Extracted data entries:
* start *

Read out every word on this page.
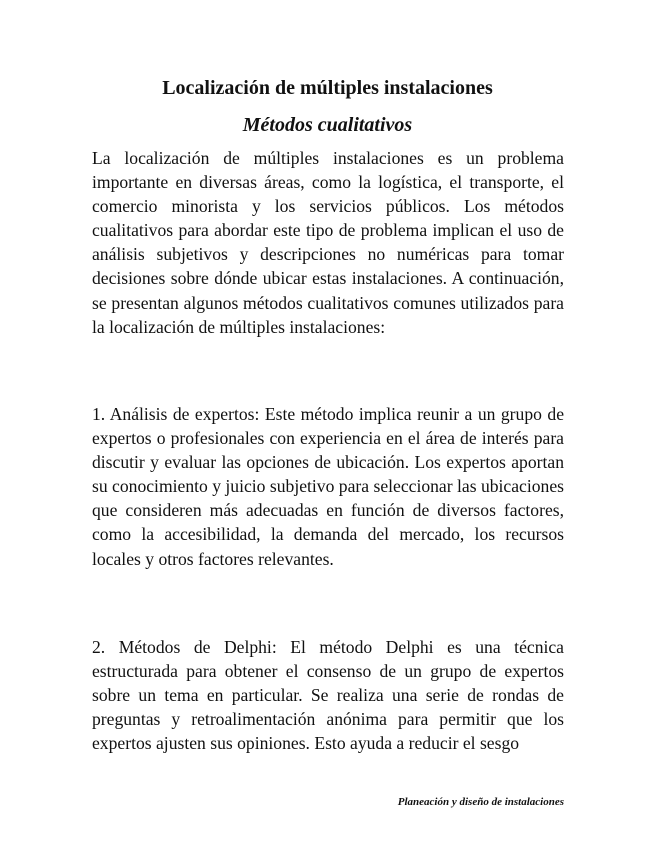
Localización de múltiples instalaciones
Métodos cualitativos

La localización de múltiples instalaciones es un problema importante en diversas áreas, como la logística, el transporte, el comercio minorista y los servicios públicos. Los métodos cualitativos para abordar este tipo de problema implican el uso de análisis subjetivos y descripciones no numéricas para tomar decisiones sobre dónde ubicar estas instalaciones. A continuación, se presentan algunos métodos cualitativos comunes utilizados para la localización de múltiples instalaciones:

1. Análisis de expertos: Este método implica reunir a un grupo de expertos o profesionales con experiencia en el área de interés para discutir y evaluar las opciones de ubicación. Los expertos aportan su conocimiento y juicio subjetivo para seleccionar las ubicaciones que consideren más adecuadas en función de diversos factores, como la accesibilidad, la demanda del mercado, los recursos locales y otros factores relevantes.

2. Métodos de Delphi: El método Delphi es una técnica estructurada para obtener el consenso de un grupo de expertos sobre un tema en particular. Se realiza una serie de rondas de preguntas y retroalimentación anónima para permitir que los expertos ajusten sus opiniones. Esto ayuda a reducir el sesgo

Planeación y diseño de instalaciones
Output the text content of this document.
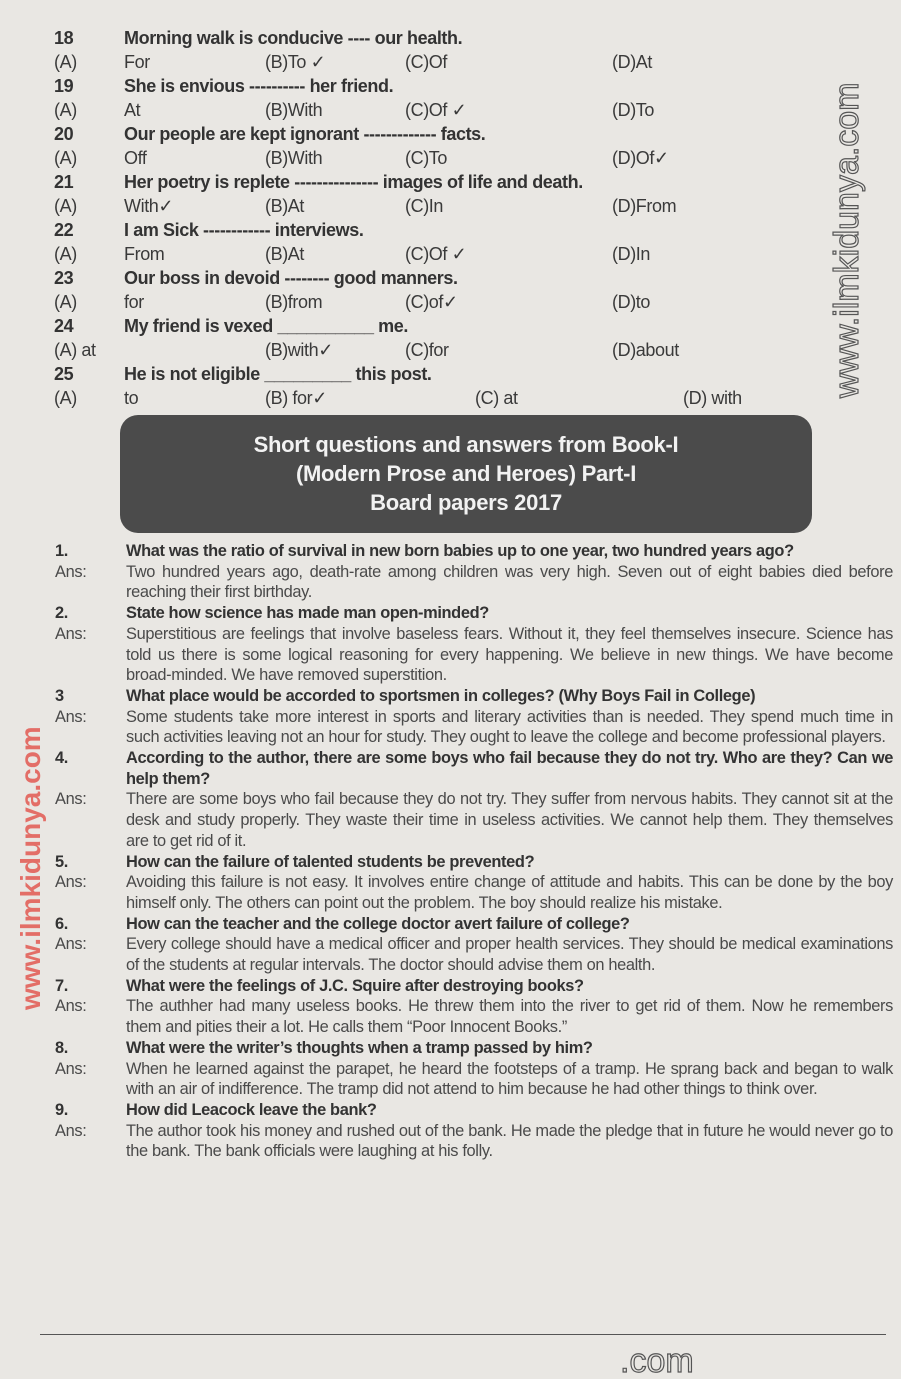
18	Morning walk is conducive ---- our health.
(A)	For	(B)To ✓	(C)Of	(D)At
19	She is envious ---------- her friend.
(A)	At	(B)With	(C)Of ✓	(D)To
20	Our people are kept ignorant ------------- facts.
(A)	Off	(B)With	(C)To	(D)Of✓
21	Her poetry is replete --------------- images of life and death.
(A)	With✓	(B)At	(C)In	(D)From
22	I am Sick ------------ interviews.
(A)	From	(B)At	(C)Of ✓	(D)In
23	Our boss in devoid -------- good manners.
(A)	for	(B)from	(C)of✓	(D)to
24	My friend is vexed __________ me.
(A) at	(B)with✓	(C)for	(D)about
25	He is not eligible _________ this post.
(A)	to	(B) for✓	(C) at	(D) with
Short questions and answers from Book-I
(Modern Prose and Heroes) Part-I
Board papers 2017
1.	What was the ratio of survival in new born babies up to one year, two hundred years ago?
Ans: Two hundred years ago, death-rate among children was very high. Seven out of eight babies died before reaching their first birthday.
2.	State how science has made man open-minded?
Ans: Superstitious are feelings that involve baseless fears. Without it, they feel themselves insecure. Science has told us there is some logical reasoning for every happening. We believe in new things. We have become broad-minded. We have removed superstition.
3	What place would be accorded to sportsmen in colleges? (Why Boys Fail in College)
Ans: Some students take more interest in sports and literary activities than is needed. They spend much time in such activities leaving not an hour for study. They ought to leave the college and become professional players.
4.	According to the author, there are some boys who fail because they do not try. Who are they? Can we help them?
Ans: There are some boys who fail because they do not try. They suffer from nervous habits. They cannot sit at the desk and study properly. They waste their time in useless activities. We cannot help them. They themselves are to get rid of it.
5.	How can the failure of talented students be prevented?
Ans: Avoiding this failure is not easy. It involves entire change of attitude and habits. This can be done by the boy himself only. The others can point out the problem. The boy should realize his mistake.
6.	How can the teacher and the college doctor avert failure of college?
Ans: Every college should have a medical officer and proper health services. They should be medical examinations of the students at regular intervals. The doctor should advise them on health.
7.	What were the feelings of J.C. Squire after destroying books?
Ans: The authher had many useless books. He threw them into the river to get rid of them. Now he remembers them and pities their a lot. He calls them “Poor Innocent Books.”
8.	What were the writer’s thoughts when a tramp passed by him?
Ans: When he learned against the parapet, he heard the footsteps of a tramp. He sprang back and began to walk with an air of indifference. The tramp did not attend to him because he had other things to think over.
9.	How did Leacock leave the bank?
Ans: The author took his money and rushed out of the bank. He made the pledge that in future he would never go to the bank. The bank officials were laughing at his folly.
www.ilmkidunya.com
www.ilmkidunya.com
.com
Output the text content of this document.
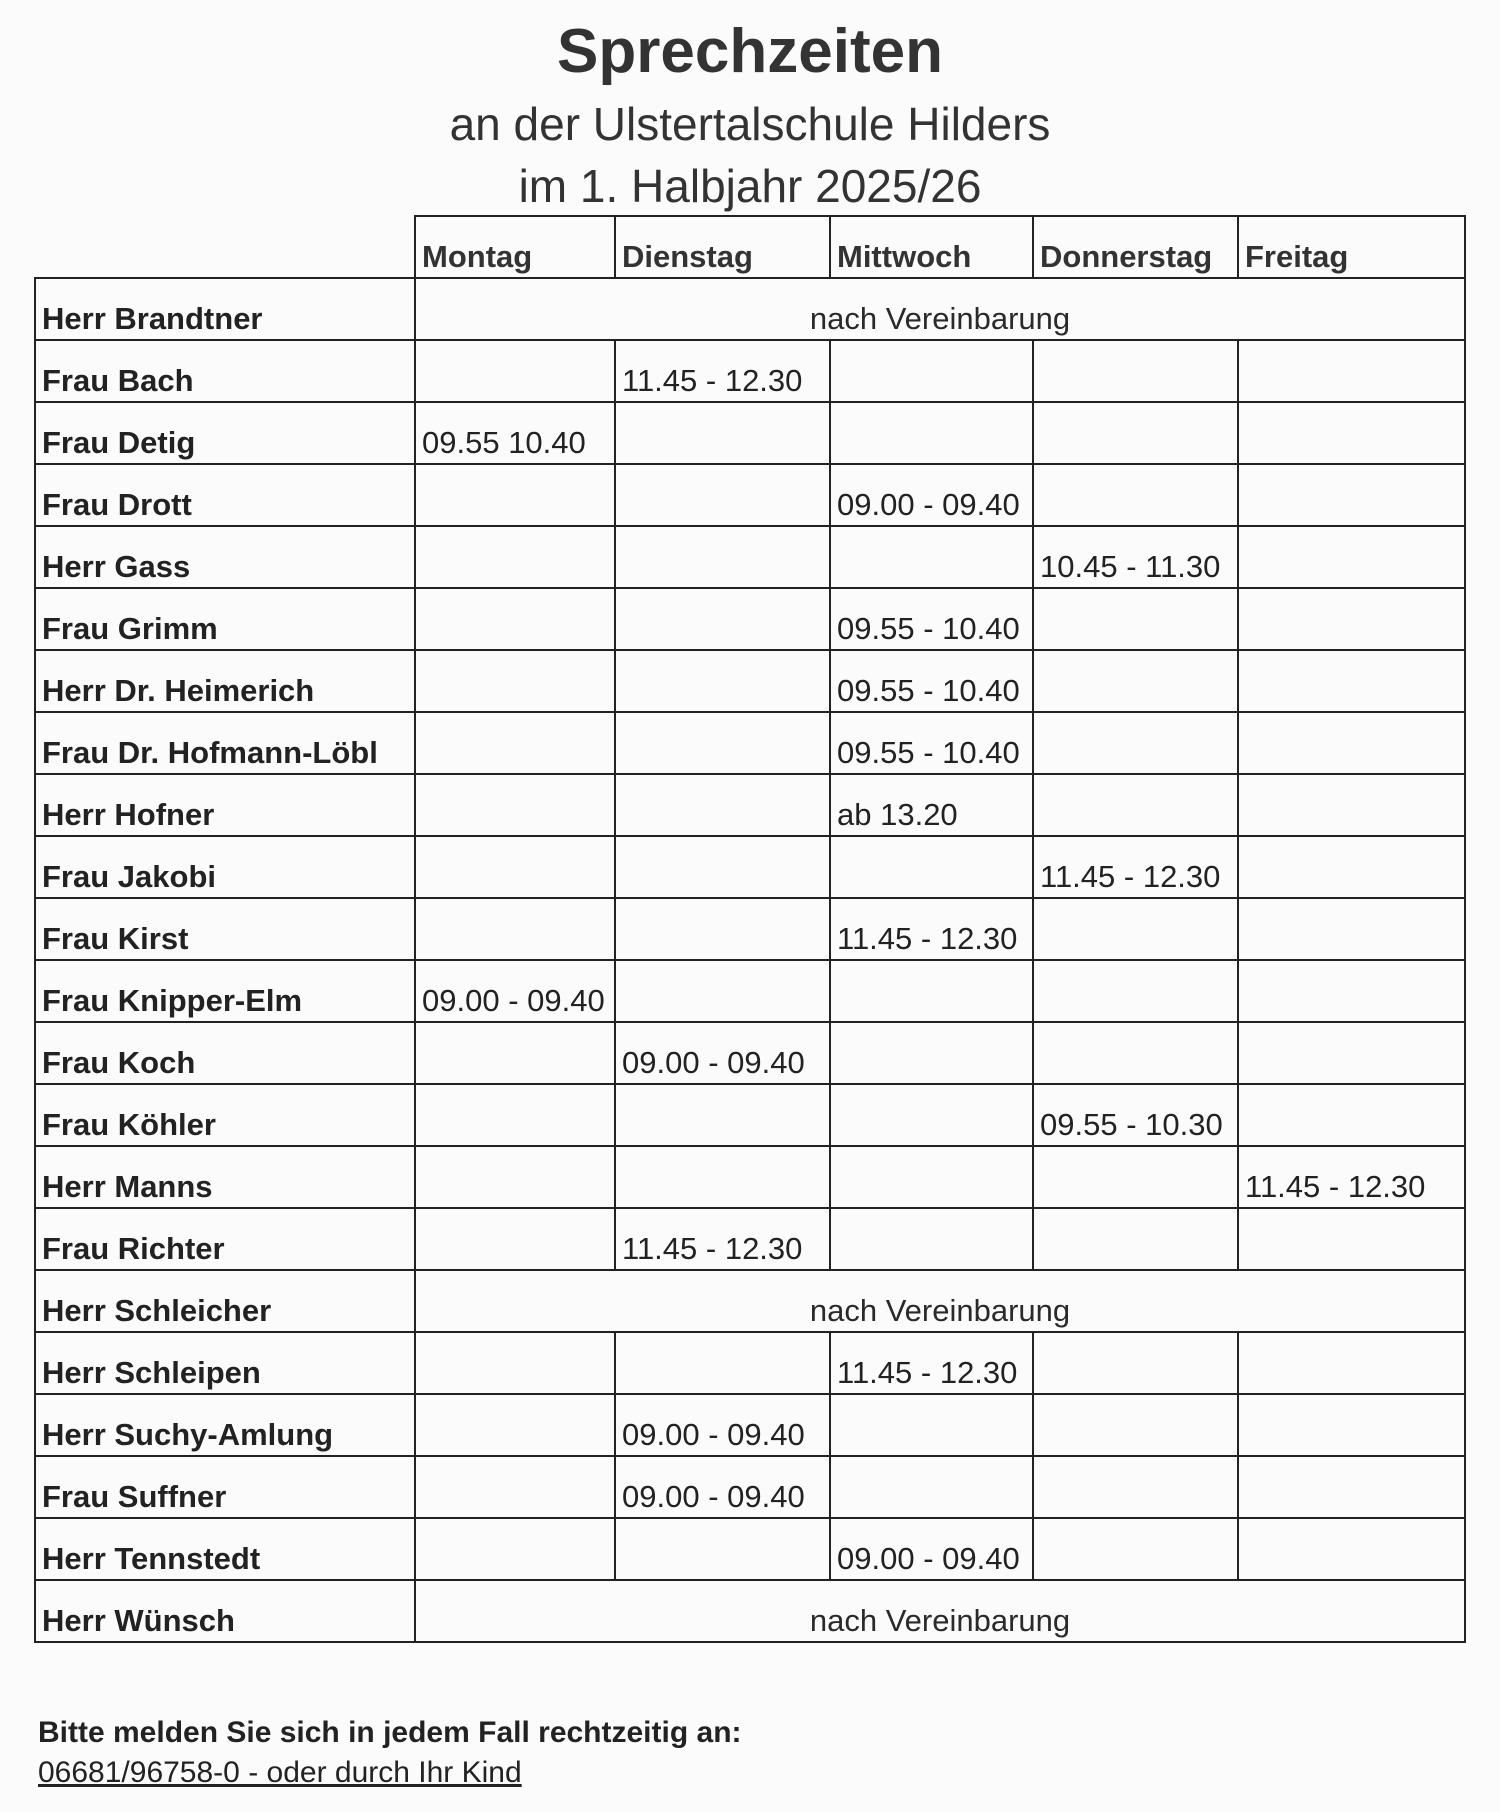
Sprechzeiten
an der Ulstertalschule Hilders
im 1. Halbjahr 2025/26
	Montag	Dienstag	Mittwoch	Donnerstag	Freitag
Herr Brandtner	nach Vereinbarung				
Frau Bach		11.45 - 12.30			
Frau Detig	09.55 10.40				
Frau Drott			09.00 - 09.40		
Herr Gass				10.45 - 11.30	
Frau Grimm			09.55 - 10.40		
Herr Dr. Heimerich			09.55 - 10.40		
Frau Dr. Hofmann-Löbl			09.55 - 10.40		
Herr Hofner			ab 13.20		
Frau Jakobi				11.45 - 12.30	
Frau Kirst			11.45 - 12.30		
Frau Knipper-Elm	09.00 - 09.40				
Frau Koch		09.00 - 09.40			
Frau Köhler				09.55 - 10.30	
Herr Manns					11.45 - 12.30
Frau Richter		11.45 - 12.30			
Herr Schleicher	nach Vereinbarung				
Herr Schleipen			11.45 - 12.30		
Herr Suchy-Amlung		09.00 - 09.40			
Frau Suffner		09.00 - 09.40			
Herr Tennstedt			09.00 - 09.40		
Herr Wünsch	nach Vereinbarung				
Bitte melden Sie sich in jedem Fall rechtzeitig an:
06681/96758-0 - oder durch Ihr Kind
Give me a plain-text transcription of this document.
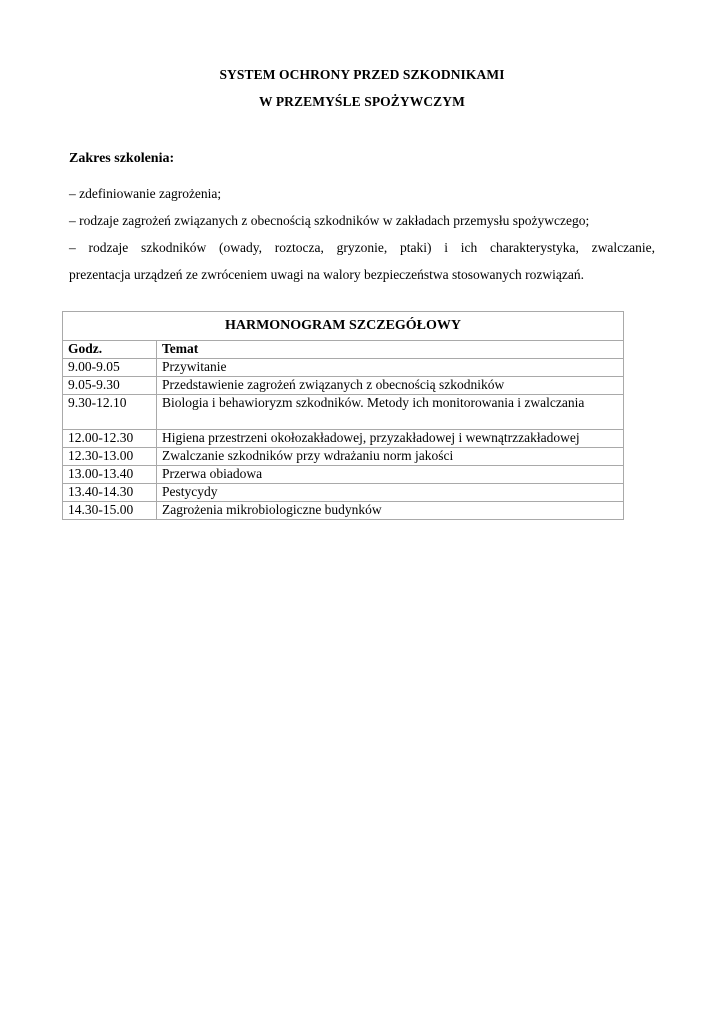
SYSTEM OCHRONY PRZED SZKODNIKAMI
W PRZEMYŚLE SPOŻYWCZYM
Zakres szkolenia:
– zdefiniowanie zagrożenia;
– rodzaje zagrożeń związanych z obecnością szkodników w zakładach przemysłu spożywczego;
– rodzaje szkodników (owady, roztocza, gryzonie, ptaki) i ich charakterystyka, zwalczanie,
prezentacja urządzeń ze zwróceniem uwagi na walory bezpieczeństwa stosowanych rozwiązań.
HARMONOGRAM SZCZEGÓŁOWY	
Godz.	Temat
9.00-9.05	Przywitanie
9.05-9.30	Przedstawienie zagrożeń związanych z obecnością szkodników
9.30-12.10	Biologia i behawioryzm szkodników. Metody ich monitorowania i zwalczania
12.00-12.30	Higiena przestrzeni okołozakładowej, przyzakładowej i wewnątrzzakładowej
12.30-13.00	Zwalczanie szkodników przy wdrażaniu norm jakości
13.00-13.40	Przerwa obiadowa
13.40-14.30	Pestycydy
14.30-15.00	Zagrożenia mikrobiologiczne budynków
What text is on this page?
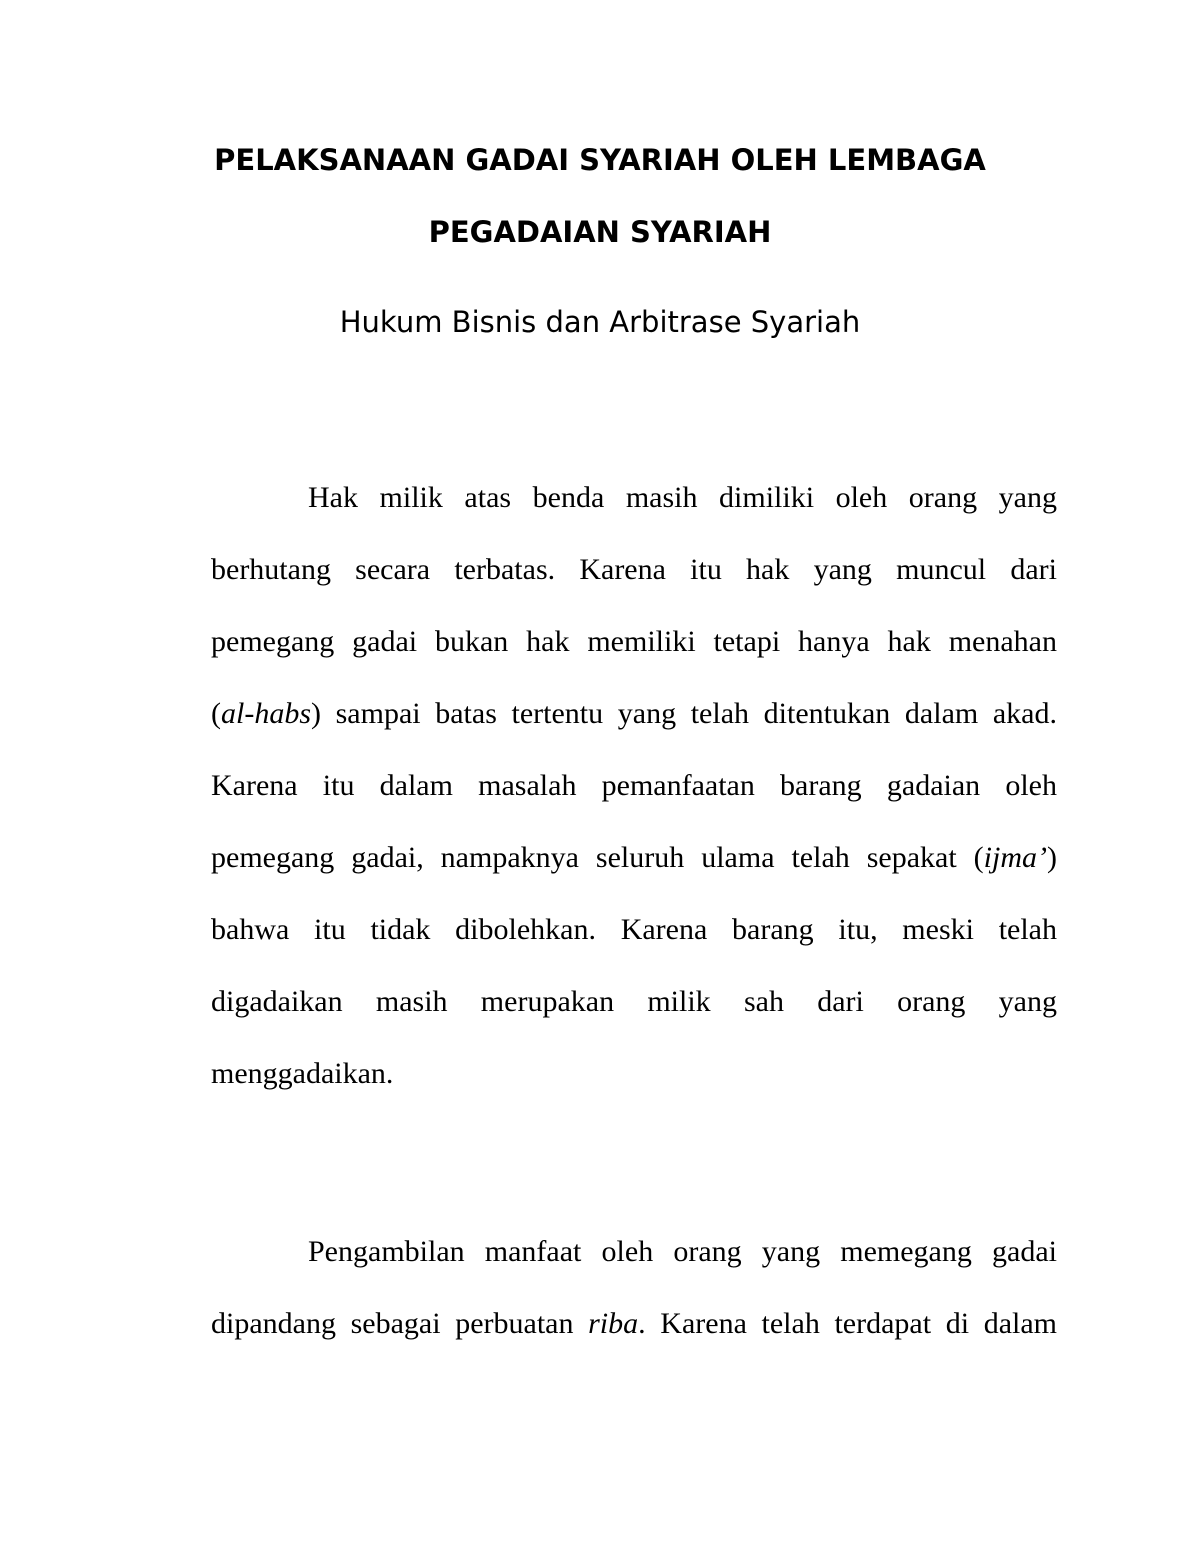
PELAKSANAAN GADAI SYARIAH OLEH LEMBAGA
PEGADAIAN SYARIAH
Hukum Bisnis dan Arbitrase Syariah
Hak milik atas benda masih dimiliki oleh orang yang
berhutang secara terbatas. Karena itu hak yang muncul dari
pemegang gadai bukan hak memiliki tetapi hanya hak menahan
(al-habs) sampai batas tertentu yang telah ditentukan dalam akad.
Karena itu dalam masalah pemanfaatan barang gadaian oleh
pemegang gadai, nampaknya seluruh ulama telah sepakat (ijma’)
bahwa itu tidak dibolehkan. Karena barang itu, meski telah
digadaikan masih merupakan milik sah dari orang yang
menggadaikan.
Pengambilan manfaat oleh orang yang memegang gadai
dipandang sebagai perbuatan riba. Karena telah terdapat di dalam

* end *

## REQUIREMENT
Copy out every line with the word "múltiples".

## RESULT FOR THIS TASK
Localización de múltiples instalaciones
La localización de múltiples instalaciones es un problema importante en diversas áreas, como la logística, el transporte, el comercio minorista y los servicios públicos. Los métodos cualitativos para abordar este tipo de problema implican el uso de análisis subjetivos y descripciones no numéricas para tomar decisiones sobre dónde ubicar estas instalaciones. A continuación, se presentan algunos métodos cualitativos comunes utilizados para la localización de múltiples instalaciones:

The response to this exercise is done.